DIRECTIONS: Go through the listing and set it down exactly, leaving out its pictures.

INFORMATION GIVEN:
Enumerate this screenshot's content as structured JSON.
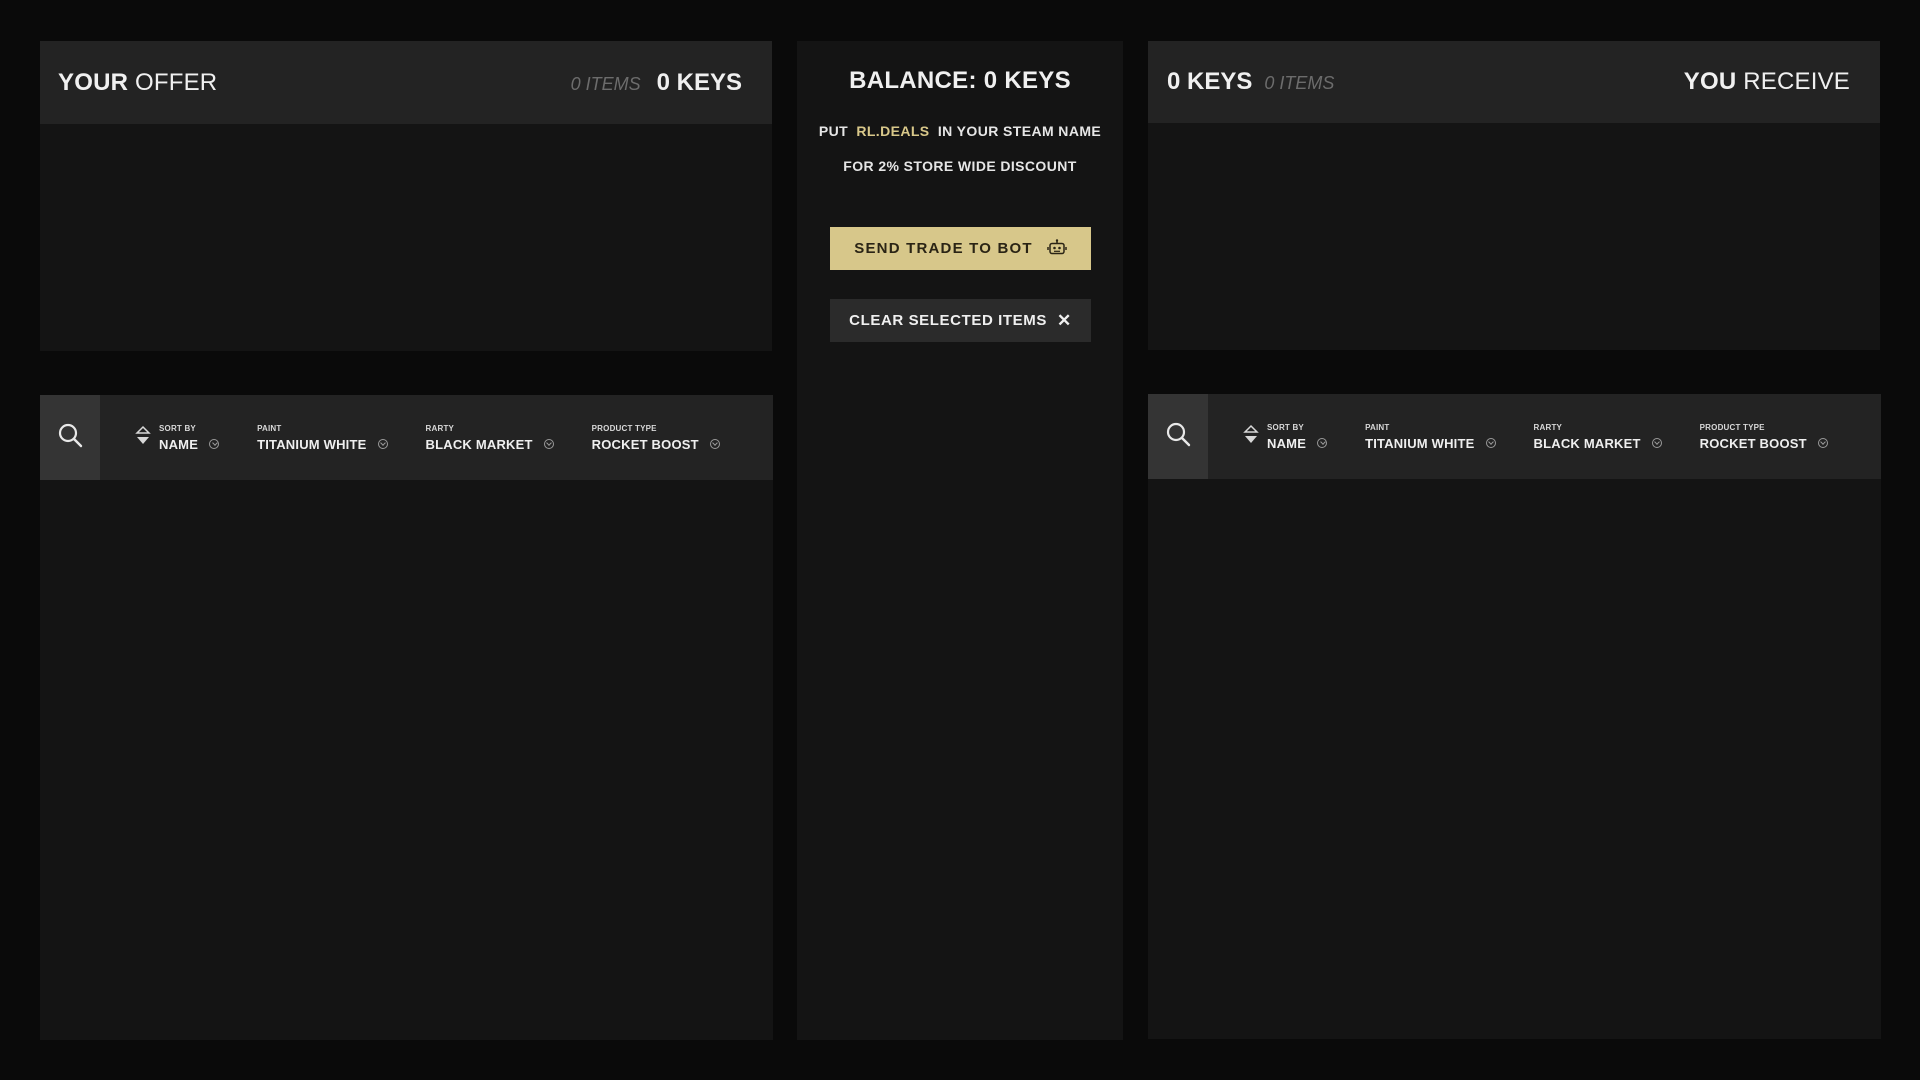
{
  "your_offer": {
    "title_bold": "YOUR",
    "title_thin": "OFFER",
    "items_count": "0 ITEMS",
    "keys_count": "0 KEYS"
  },
  "you_receive": {
    "title_bold": "YOU",
    "title_thin": "RECEIVE",
    "items_count": "0 ITEMS",
    "keys_count": "0 KEYS"
  },
  "center": {
    "balance": "BALANCE: 0 KEYS",
    "promo_prefix": "PUT",
    "promo_accent": "RL.DEALS",
    "promo_suffix": "IN YOUR STEAM NAME",
    "promo_line2": "FOR 2% STORE WIDE DISCOUNT",
    "send_button": "SEND TRADE TO BOT",
    "clear_button": "CLEAR SELECTED ITEMS",
    "clear_icon": "✕"
  },
  "filters": {
    "sort_by_label": "SORT BY",
    "sort_by_value": "NAME",
    "paint_label": "PAINT",
    "paint_value": "TITANIUM WHITE",
    "rarity_label": "RARTY",
    "rarity_value": "BLACK MARKET",
    "product_type_label": "PRODUCT TYPE",
    "product_type_value": "ROCKET BOOST"
  },
  "colors": {
    "accent": "#d7c78a",
    "panel_header": "#232323",
    "panel_body": "#141414",
    "background": "#0a0a0a"
  }
}
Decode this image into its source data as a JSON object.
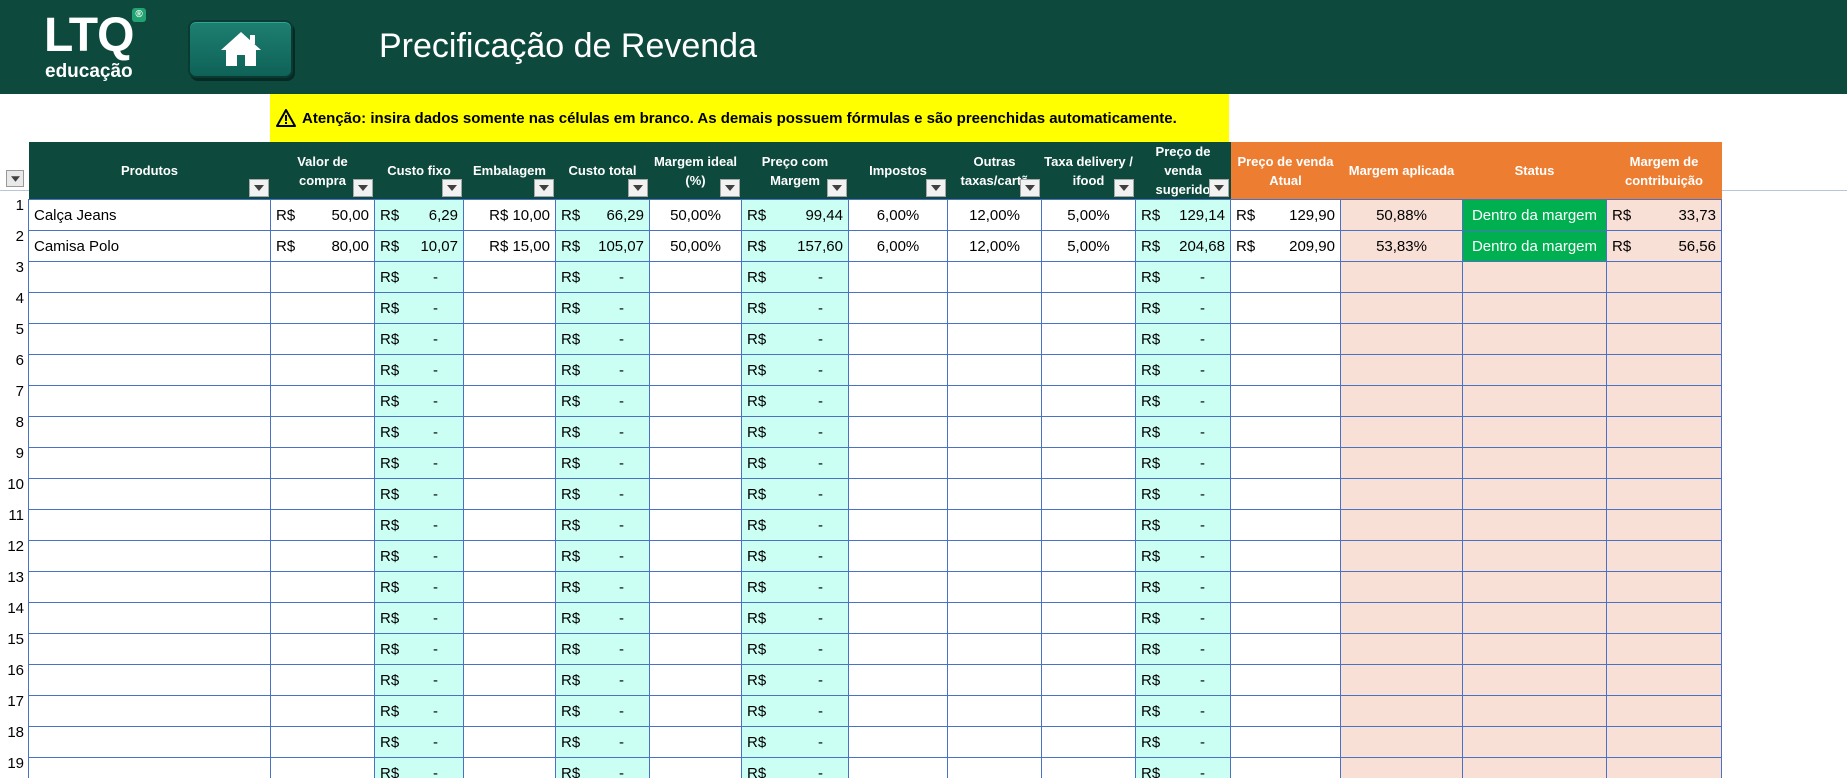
{
  "brand": {
    "logo_text": "LTQ",
    "logo_sub": "educação",
    "logo_mark": "®"
  },
  "page": {
    "title": "Precificação de Revenda"
  },
  "warning": {
    "text": "Atenção: insira dados somente nas células em branco. As demais possuem fórmulas e são preenchidas automaticamente."
  },
  "colors": {
    "header_green": "#0d4a3d",
    "header_orange": "#ed7d31",
    "calc_cyan": "#ccfff4",
    "calc_peach": "#f8e0d6",
    "status_green": "#00b050",
    "warning_yellow": "#ffff00",
    "grid_blue": "#4a72c4"
  },
  "table": {
    "columns": [
      {
        "key": "produto",
        "label": "Produtos",
        "style": "g",
        "filter": true
      },
      {
        "key": "valor_compra",
        "label": "Valor de compra",
        "style": "g",
        "filter": true
      },
      {
        "key": "custo_fixo",
        "label": "Custo fixo",
        "style": "g",
        "filter": true
      },
      {
        "key": "embalagem",
        "label": "Embalagem",
        "style": "g",
        "filter": true
      },
      {
        "key": "custo_total",
        "label": "Custo total",
        "style": "g",
        "filter": true
      },
      {
        "key": "margem_ideal",
        "label": "Margem ideal (%)",
        "style": "g",
        "filter": true
      },
      {
        "key": "preco_margem",
        "label": "Preço com Margem",
        "style": "g",
        "filter": true
      },
      {
        "key": "impostos",
        "label": "Impostos",
        "style": "g",
        "filter": true
      },
      {
        "key": "outras_taxas",
        "label": "Outras taxas/cartã",
        "style": "g",
        "filter": true
      },
      {
        "key": "taxa_delivery",
        "label": "Taxa delivery / ifood",
        "style": "g",
        "filter": true
      },
      {
        "key": "preco_sugerido",
        "label": "Preço de venda sugerido",
        "style": "g",
        "filter": true
      },
      {
        "key": "preco_atual",
        "label": "Preço de venda Atual",
        "style": "o",
        "filter": false
      },
      {
        "key": "margem_aplicada",
        "label": "Margem aplicada",
        "style": "o",
        "filter": false
      },
      {
        "key": "status",
        "label": "Status",
        "style": "o",
        "filter": false
      },
      {
        "key": "margem_contribuicao",
        "label": "Margem de contribuição",
        "style": "o",
        "filter": false
      }
    ],
    "currency": "R$",
    "empty_value": "-",
    "rows": [
      {
        "n": "1",
        "produto": "Calça Jeans",
        "valor_compra": "50,00",
        "custo_fixo": "6,29",
        "embalagem": "R$ 10,00",
        "custo_total": "66,29",
        "margem_ideal": "50,00%",
        "preco_margem": "99,44",
        "impostos": "6,00%",
        "outras_taxas": "12,00%",
        "taxa_delivery": "5,00%",
        "preco_sugerido": "129,14",
        "preco_atual": "129,90",
        "margem_aplicada": "50,88%",
        "status": "Dentro da margem",
        "margem_contribuicao": "33,73"
      },
      {
        "n": "2",
        "produto": "Camisa Polo",
        "valor_compra": "80,00",
        "custo_fixo": "10,07",
        "embalagem": "R$ 15,00",
        "custo_total": "105,07",
        "margem_ideal": "50,00%",
        "preco_margem": "157,60",
        "impostos": "6,00%",
        "outras_taxas": "12,00%",
        "taxa_delivery": "5,00%",
        "preco_sugerido": "204,68",
        "preco_atual": "209,90",
        "margem_aplicada": "53,83%",
        "status": "Dentro da margem",
        "margem_contribuicao": "56,56"
      }
    ],
    "empty_row_numbers": [
      "3",
      "4",
      "5",
      "6",
      "7",
      "8",
      "9",
      "10",
      "11",
      "12",
      "13",
      "14",
      "15",
      "16",
      "17",
      "18",
      "19"
    ]
  }
}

RESULT OF THE TASK:
Enumerate this screenshot's content as structured JSON.
{
  "your_offer": {
    "title_bold": "YOUR",
    "title_thin": "OFFER",
    "items_count": "0 ITEMS",
    "keys_count": "0 KEYS"
  },
  "you_receive": {
    "title_bold": "YOU",
    "title_thin": "RECEIVE",
    "items_count": "0 ITEMS",
    "keys_count": "0 KEYS"
  },
  "center": {
    "balance": "BALANCE: 0 KEYS",
    "promo_prefix": "PUT",
    "promo_accent": "RL.DEALS",
    "promo_suffix": "IN YOUR STEAM NAME",
    "promo_line2": "FOR 2% STORE WIDE DISCOUNT",
    "send_button": "SEND TRADE TO BOT",
    "clear_button": "CLEAR SELECTED ITEMS",
    "clear_icon": "✕"
  },
  "filters": {
    "sort_by_label": "SORT BY",
    "sort_by_value": "NAME",
    "paint_label": "PAINT",
    "paint_value": "TITANIUM WHITE",
    "rarity_label": "RARTY",
    "rarity_value": "BLACK MARKET",
    "product_type_label": "PRODUCT TYPE",
    "product_type_value": "ROCKET BOOST"
  },
  "colors": {
    "accent": "#d7c78a",
    "panel_header": "#232323",
    "panel_body": "#141414",
    "background": "#0a0a0a"
  }
}
Decode this image into its source data as a JSON object.
{
  "brand": {
    "logo_text": "LTQ",
    "logo_sub": "educação",
    "logo_mark": "®"
  },
  "page": {
    "title": "Precificação de Revenda"
  },
  "warning": {
    "text": "Atenção: insira dados somente nas células em branco. As demais possuem fórmulas e são preenchidas automaticamente."
  },
  "colors": {
    "header_green": "#0d4a3d",
    "header_orange": "#ed7d31",
    "calc_cyan": "#ccfff4",
    "calc_peach": "#f8e0d6",
    "status_green": "#00b050",
    "warning_yellow": "#ffff00",
    "grid_blue": "#4a72c4"
  },
  "table": {
    "columns": [
      {
        "key": "produto",
        "label": "Produtos",
        "style": "g",
        "filter": true
      },
      {
        "key": "valor_compra",
        "label": "Valor de compra",
        "style": "g",
        "filter": true
      },
      {
        "key": "custo_fixo",
        "label": "Custo fixo",
        "style": "g",
        "filter": true
      },
      {
        "key": "embalagem",
        "label": "Embalagem",
        "style": "g",
        "filter": true
      },
      {
        "key": "custo_total",
        "label": "Custo total",
        "style": "g",
        "filter": true
      },
      {
        "key": "margem_ideal",
        "label": "Margem ideal (%)",
        "style": "g",
        "filter": true
      },
      {
        "key": "preco_margem",
        "label": "Preço com Margem",
        "style": "g",
        "filter": true
      },
      {
        "key": "impostos",
        "label": "Impostos",
        "style": "g",
        "filter": true
      },
      {
        "key": "outras_taxas",
        "label": "Outras taxas/cartã",
        "style": "g",
        "filter": true
      },
      {
        "key": "taxa_delivery",
        "label": "Taxa delivery / ifood",
        "style": "g",
        "filter": true
      },
      {
        "key": "preco_sugerido",
        "label": "Preço de venda sugerido",
        "style": "g",
        "filter": true
      },
      {
        "key": "preco_atual",
        "label": "Preço de venda Atual",
        "style": "o",
        "filter": false
      },
      {
        "key": "margem_aplicada",
        "label": "Margem aplicada",
        "style": "o",
        "filter": false
      },
      {
        "key": "status",
        "label": "Status",
        "style": "o",
        "filter": false
      },
      {
        "key": "margem_contribuicao",
        "label": "Margem de contribuição",
        "style": "o",
        "filter": false
      }
    ],
    "currency": "R$",
    "empty_value": "-",
    "rows": [
      {
        "n": "1",
        "produto": "Calça Jeans",
        "valor_compra": "50,00",
        "custo_fixo": "6,29",
        "embalagem": "R$ 10,00",
        "custo_total": "66,29",
        "margem_ideal": "50,00%",
        "preco_margem": "99,44",
        "impostos": "6,00%",
        "outras_taxas": "12,00%",
        "taxa_delivery": "5,00%",
        "preco_sugerido": "129,14",
        "preco_atual": "129,90",
        "margem_aplicada": "50,88%",
        "status": "Dentro da margem",
        "margem_contribuicao": "33,73"
      },
      {
        "n": "2",
        "produto": "Camisa Polo",
        "valor_compra": "80,00",
        "custo_fixo": "10,07",
        "embalagem": "R$ 15,00",
        "custo_total": "105,07",
        "margem_ideal": "50,00%",
        "preco_margem": "157,60",
        "impostos": "6,00%",
        "outras_taxas": "12,00%",
        "taxa_delivery": "5,00%",
        "preco_sugerido": "204,68",
        "preco_atual": "209,90",
        "margem_aplicada": "53,83%",
        "status": "Dentro da margem",
        "margem_contribuicao": "56,56"
      }
    ],
    "empty_row_numbers": [
      "3",
      "4",
      "5",
      "6",
      "7",
      "8",
      "9",
      "10",
      "11",
      "12",
      "13",
      "14",
      "15",
      "16",
      "17",
      "18",
      "19"
    ]
  }
}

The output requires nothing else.